_Given records_
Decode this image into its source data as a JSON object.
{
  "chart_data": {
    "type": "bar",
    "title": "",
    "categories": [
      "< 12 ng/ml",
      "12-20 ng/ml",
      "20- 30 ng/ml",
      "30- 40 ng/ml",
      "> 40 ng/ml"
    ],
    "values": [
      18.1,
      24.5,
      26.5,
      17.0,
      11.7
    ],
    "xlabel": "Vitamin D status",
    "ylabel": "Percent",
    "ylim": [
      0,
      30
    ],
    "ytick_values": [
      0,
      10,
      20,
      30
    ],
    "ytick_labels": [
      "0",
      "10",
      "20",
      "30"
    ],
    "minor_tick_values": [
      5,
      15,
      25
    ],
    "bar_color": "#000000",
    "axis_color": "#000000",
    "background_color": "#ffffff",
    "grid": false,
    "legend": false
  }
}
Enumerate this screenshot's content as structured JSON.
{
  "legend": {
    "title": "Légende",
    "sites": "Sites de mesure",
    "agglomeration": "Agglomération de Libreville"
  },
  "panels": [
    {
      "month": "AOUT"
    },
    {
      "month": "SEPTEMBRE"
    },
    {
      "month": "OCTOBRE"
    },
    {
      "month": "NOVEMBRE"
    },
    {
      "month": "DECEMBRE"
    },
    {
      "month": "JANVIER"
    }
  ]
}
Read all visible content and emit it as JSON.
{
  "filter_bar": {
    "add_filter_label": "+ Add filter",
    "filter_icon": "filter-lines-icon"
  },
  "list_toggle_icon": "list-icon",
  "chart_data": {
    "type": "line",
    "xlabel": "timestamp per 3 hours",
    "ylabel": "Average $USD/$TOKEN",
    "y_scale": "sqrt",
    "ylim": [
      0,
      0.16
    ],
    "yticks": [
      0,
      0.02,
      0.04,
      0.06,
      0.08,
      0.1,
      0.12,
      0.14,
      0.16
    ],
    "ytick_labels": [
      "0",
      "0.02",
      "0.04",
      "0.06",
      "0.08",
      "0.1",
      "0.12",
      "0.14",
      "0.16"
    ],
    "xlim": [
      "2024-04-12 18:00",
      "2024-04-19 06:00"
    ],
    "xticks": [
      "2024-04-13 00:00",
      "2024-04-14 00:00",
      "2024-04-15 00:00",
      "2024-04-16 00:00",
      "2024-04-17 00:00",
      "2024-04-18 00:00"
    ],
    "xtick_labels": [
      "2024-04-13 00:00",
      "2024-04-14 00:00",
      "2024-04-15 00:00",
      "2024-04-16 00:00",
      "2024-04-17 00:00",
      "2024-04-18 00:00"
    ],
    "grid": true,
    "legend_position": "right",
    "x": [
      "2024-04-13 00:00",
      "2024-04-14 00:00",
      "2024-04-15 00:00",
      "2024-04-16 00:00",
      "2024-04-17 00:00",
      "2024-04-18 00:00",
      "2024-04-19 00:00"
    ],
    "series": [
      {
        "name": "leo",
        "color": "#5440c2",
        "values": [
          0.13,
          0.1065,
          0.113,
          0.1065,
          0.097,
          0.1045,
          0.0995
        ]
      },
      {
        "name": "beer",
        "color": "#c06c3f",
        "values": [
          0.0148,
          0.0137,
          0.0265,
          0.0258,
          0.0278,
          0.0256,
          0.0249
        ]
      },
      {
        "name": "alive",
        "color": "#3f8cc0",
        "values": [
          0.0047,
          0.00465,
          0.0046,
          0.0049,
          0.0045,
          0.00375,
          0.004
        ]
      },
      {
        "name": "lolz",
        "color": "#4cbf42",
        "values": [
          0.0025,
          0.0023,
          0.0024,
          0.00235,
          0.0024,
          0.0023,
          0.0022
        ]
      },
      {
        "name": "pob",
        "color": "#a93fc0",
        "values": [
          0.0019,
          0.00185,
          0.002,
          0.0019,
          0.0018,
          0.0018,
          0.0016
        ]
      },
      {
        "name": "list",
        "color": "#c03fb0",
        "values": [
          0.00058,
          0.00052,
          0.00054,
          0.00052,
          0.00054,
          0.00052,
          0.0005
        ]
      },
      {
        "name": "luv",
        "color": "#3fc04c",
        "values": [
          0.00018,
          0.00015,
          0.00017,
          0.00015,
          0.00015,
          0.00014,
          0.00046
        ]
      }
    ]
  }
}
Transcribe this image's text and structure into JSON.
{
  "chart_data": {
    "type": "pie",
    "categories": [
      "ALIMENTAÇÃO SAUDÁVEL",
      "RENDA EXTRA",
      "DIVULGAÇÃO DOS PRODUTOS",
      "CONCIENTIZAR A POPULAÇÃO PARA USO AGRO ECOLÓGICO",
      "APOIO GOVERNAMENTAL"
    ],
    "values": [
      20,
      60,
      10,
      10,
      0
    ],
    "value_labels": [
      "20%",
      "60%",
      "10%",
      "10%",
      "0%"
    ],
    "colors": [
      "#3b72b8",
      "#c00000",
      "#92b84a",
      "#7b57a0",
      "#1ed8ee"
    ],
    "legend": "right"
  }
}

_What is being asked_
Each entry is to be returned in full, character for character.

_Answer for this exercise_
Decode this image into its source data as a JSON object.
{
  "chart_data": {
    "type": "bar",
    "title": "",
    "categories": [
      "< 12 ng/ml",
      "12-20 ng/ml",
      "20- 30 ng/ml",
      "30- 40 ng/ml",
      "> 40 ng/ml"
    ],
    "values": [
      18.1,
      24.5,
      26.5,
      17.0,
      11.7
    ],
    "xlabel": "Vitamin D status",
    "ylabel": "Percent",
    "ylim": [
      0,
      30
    ],
    "ytick_values": [
      0,
      10,
      20,
      30
    ],
    "ytick_labels": [
      "0",
      "10",
      "20",
      "30"
    ],
    "minor_tick_values": [
      5,
      15,
      25
    ],
    "bar_color": "#000000",
    "axis_color": "#000000",
    "background_color": "#ffffff",
    "grid": false,
    "legend": false
  }
}
Enumerate this screenshot's content as structured JSON.
{
  "legend": {
    "title": "Légende",
    "sites": "Sites de mesure",
    "agglomeration": "Agglomération de Libreville"
  },
  "panels": [
    {
      "month": "AOUT"
    },
    {
      "month": "SEPTEMBRE"
    },
    {
      "month": "OCTOBRE"
    },
    {
      "month": "NOVEMBRE"
    },
    {
      "month": "DECEMBRE"
    },
    {
      "month": "JANVIER"
    }
  ]
}
Read all visible content and emit it as JSON.
{
  "filter_bar": {
    "add_filter_label": "+ Add filter",
    "filter_icon": "filter-lines-icon"
  },
  "list_toggle_icon": "list-icon",
  "chart_data": {
    "type": "line",
    "xlabel": "timestamp per 3 hours",
    "ylabel": "Average $USD/$TOKEN",
    "y_scale": "sqrt",
    "ylim": [
      0,
      0.16
    ],
    "yticks": [
      0,
      0.02,
      0.04,
      0.06,
      0.08,
      0.1,
      0.12,
      0.14,
      0.16
    ],
    "ytick_labels": [
      "0",
      "0.02",
      "0.04",
      "0.06",
      "0.08",
      "0.1",
      "0.12",
      "0.14",
      "0.16"
    ],
    "xlim": [
      "2024-04-12 18:00",
      "2024-04-19 06:00"
    ],
    "xticks": [
      "2024-04-13 00:00",
      "2024-04-14 00:00",
      "2024-04-15 00:00",
      "2024-04-16 00:00",
      "2024-04-17 00:00",
      "2024-04-18 00:00"
    ],
    "xtick_labels": [
      "2024-04-13 00:00",
      "2024-04-14 00:00",
      "2024-04-15 00:00",
      "2024-04-16 00:00",
      "2024-04-17 00:00",
      "2024-04-18 00:00"
    ],
    "grid": true,
    "legend_position": "right",
    "x": [
      "2024-04-13 00:00",
      "2024-04-14 00:00",
      "2024-04-15 00:00",
      "2024-04-16 00:00",
      "2024-04-17 00:00",
      "2024-04-18 00:00",
      "2024-04-19 00:00"
    ],
    "series": [
      {
        "name": "leo",
        "color": "#5440c2",
        "values": [
          0.13,
          0.1065,
          0.113,
          0.1065,
          0.097,
          0.1045,
          0.0995
        ]
      },
      {
        "name": "beer",
        "color": "#c06c3f",
        "values": [
          0.0148,
          0.0137,
          0.0265,
          0.0258,
          0.0278,
          0.0256,
          0.0249
        ]
      },
      {
        "name": "alive",
        "color": "#3f8cc0",
        "values": [
          0.0047,
          0.00465,
          0.0046,
          0.0049,
          0.0045,
          0.00375,
          0.004
        ]
      },
      {
        "name": "lolz",
        "color": "#4cbf42",
        "values": [
          0.0025,
          0.0023,
          0.0024,
          0.00235,
          0.0024,
          0.0023,
          0.0022
        ]
      },
      {
        "name": "pob",
        "color": "#a93fc0",
        "values": [
          0.0019,
          0.00185,
          0.002,
          0.0019,
          0.0018,
          0.0018,
          0.0016
        ]
      },
      {
        "name": "list",
        "color": "#c03fb0",
        "values": [
          0.00058,
          0.00052,
          0.00054,
          0.00052,
          0.00054,
          0.00052,
          0.0005
        ]
      },
      {
        "name": "luv",
        "color": "#3fc04c",
        "values": [
          0.00018,
          0.00015,
          0.00017,
          0.00015,
          0.00015,
          0.00014,
          0.00046
        ]
      }
    ]
  }
}
Transcribe this image's text and structure into JSON.
{
  "chart_data": {
    "type": "pie",
    "categories": [
      "ALIMENTAÇÃO SAUDÁVEL",
      "RENDA EXTRA",
      "DIVULGAÇÃO DOS PRODUTOS",
      "CONCIENTIZAR A POPULAÇÃO PARA USO AGRO ECOLÓGICO",
      "APOIO GOVERNAMENTAL"
    ],
    "values": [
      20,
      60,
      10,
      10,
      0
    ],
    "value_labels": [
      "20%",
      "60%",
      "10%",
      "10%",
      "0%"
    ],
    "colors": [
      "#3b72b8",
      "#c00000",
      "#92b84a",
      "#7b57a0",
      "#1ed8ee"
    ],
    "legend": "right"
  }
}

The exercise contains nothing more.